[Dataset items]
** begin **

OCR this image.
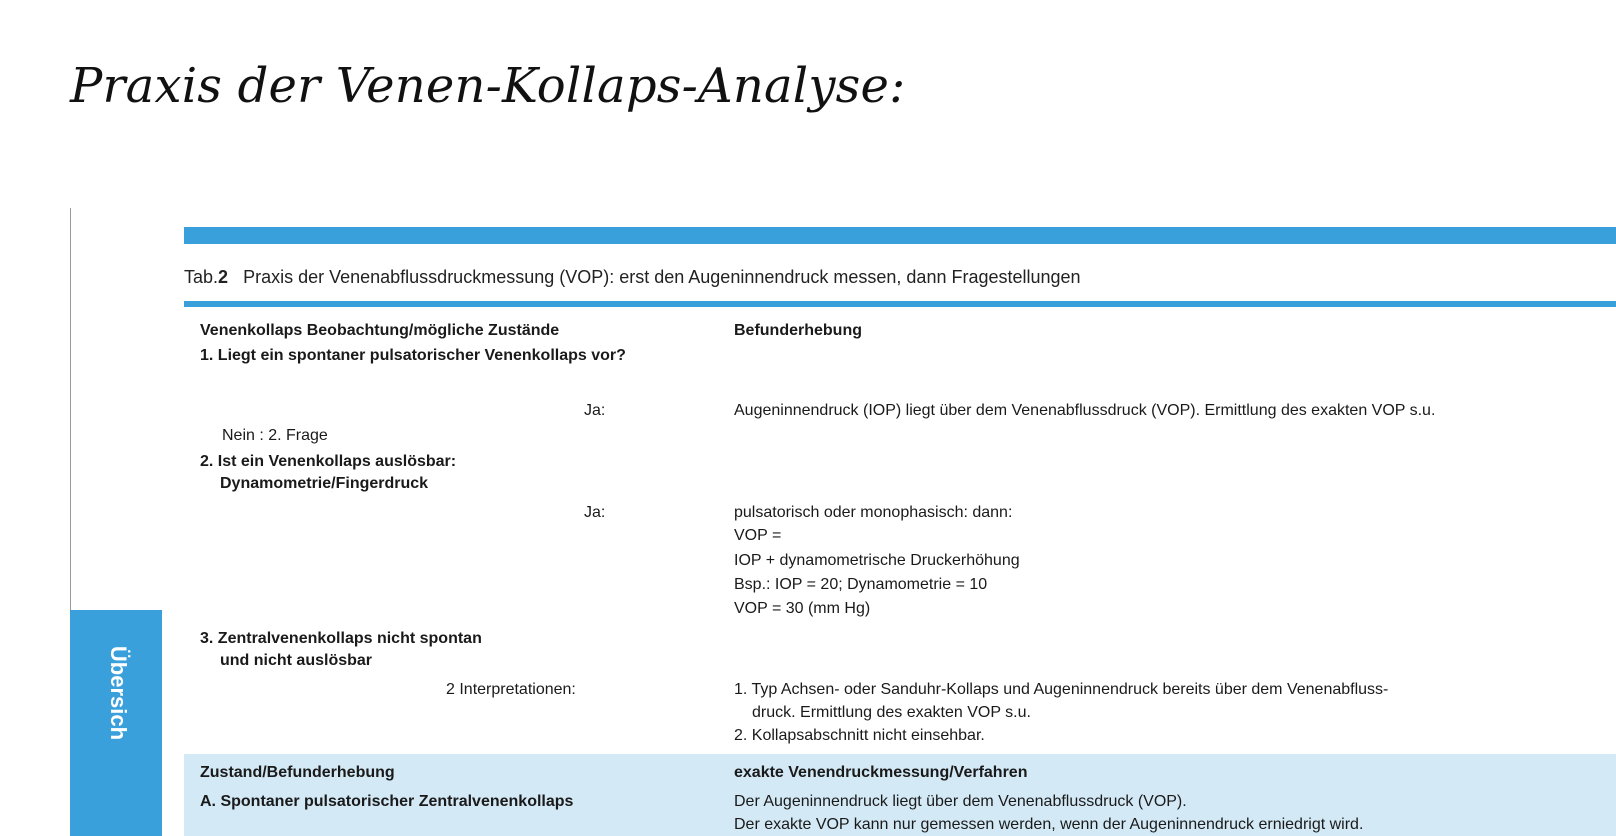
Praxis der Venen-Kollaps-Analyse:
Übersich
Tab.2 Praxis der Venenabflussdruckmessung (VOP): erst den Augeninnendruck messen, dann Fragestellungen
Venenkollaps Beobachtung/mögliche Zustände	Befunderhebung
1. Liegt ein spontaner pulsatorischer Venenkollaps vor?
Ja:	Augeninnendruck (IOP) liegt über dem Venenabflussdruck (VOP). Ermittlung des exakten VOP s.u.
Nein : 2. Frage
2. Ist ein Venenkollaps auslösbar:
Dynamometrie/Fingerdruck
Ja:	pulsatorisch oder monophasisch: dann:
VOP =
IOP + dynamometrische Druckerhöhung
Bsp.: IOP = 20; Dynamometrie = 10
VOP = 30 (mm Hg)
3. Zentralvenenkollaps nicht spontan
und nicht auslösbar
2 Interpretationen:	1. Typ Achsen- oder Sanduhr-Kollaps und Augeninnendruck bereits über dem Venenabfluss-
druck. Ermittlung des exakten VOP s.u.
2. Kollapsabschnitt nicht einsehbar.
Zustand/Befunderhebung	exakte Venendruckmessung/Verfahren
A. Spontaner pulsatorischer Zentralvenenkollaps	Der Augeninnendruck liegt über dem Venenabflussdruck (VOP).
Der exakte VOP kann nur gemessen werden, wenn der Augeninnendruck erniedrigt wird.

** end **
** begin **

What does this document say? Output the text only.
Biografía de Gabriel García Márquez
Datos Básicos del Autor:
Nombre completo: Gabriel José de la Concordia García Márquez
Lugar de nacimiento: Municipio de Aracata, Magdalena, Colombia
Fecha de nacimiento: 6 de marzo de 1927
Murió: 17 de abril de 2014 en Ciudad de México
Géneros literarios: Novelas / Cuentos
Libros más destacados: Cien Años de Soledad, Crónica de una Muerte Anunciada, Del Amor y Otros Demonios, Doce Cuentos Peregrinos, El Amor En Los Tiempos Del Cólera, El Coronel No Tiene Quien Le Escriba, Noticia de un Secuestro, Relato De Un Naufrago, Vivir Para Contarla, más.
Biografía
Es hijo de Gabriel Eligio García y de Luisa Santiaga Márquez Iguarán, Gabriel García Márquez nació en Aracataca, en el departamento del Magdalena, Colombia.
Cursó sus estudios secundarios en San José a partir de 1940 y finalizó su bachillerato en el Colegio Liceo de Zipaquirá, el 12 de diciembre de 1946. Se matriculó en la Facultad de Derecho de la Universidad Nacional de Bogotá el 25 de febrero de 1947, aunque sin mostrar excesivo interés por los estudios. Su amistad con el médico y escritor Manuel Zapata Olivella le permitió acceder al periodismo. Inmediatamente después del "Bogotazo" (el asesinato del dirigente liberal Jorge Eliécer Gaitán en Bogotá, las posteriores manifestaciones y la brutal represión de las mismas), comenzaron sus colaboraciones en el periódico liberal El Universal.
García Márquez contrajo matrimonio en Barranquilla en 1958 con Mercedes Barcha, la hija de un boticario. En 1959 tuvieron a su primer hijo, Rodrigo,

** end **

§ OBJECTIVE
Using the records above, list each line that includes "hijo".

§ TASK OUTPUT
Es hijo de Gabriel Eligio García y de Luisa Santiaga Márquez Iguarán, Gabriel García Márquez nació en Aracataca, en el departamento del Magdalena, Colombia.
García Márquez contrajo matrimonio en Barranquilla en 1958 con Mercedes Barcha, la hija de un boticario. En 1959 tuvieron a su primer hijo, Rodrigo,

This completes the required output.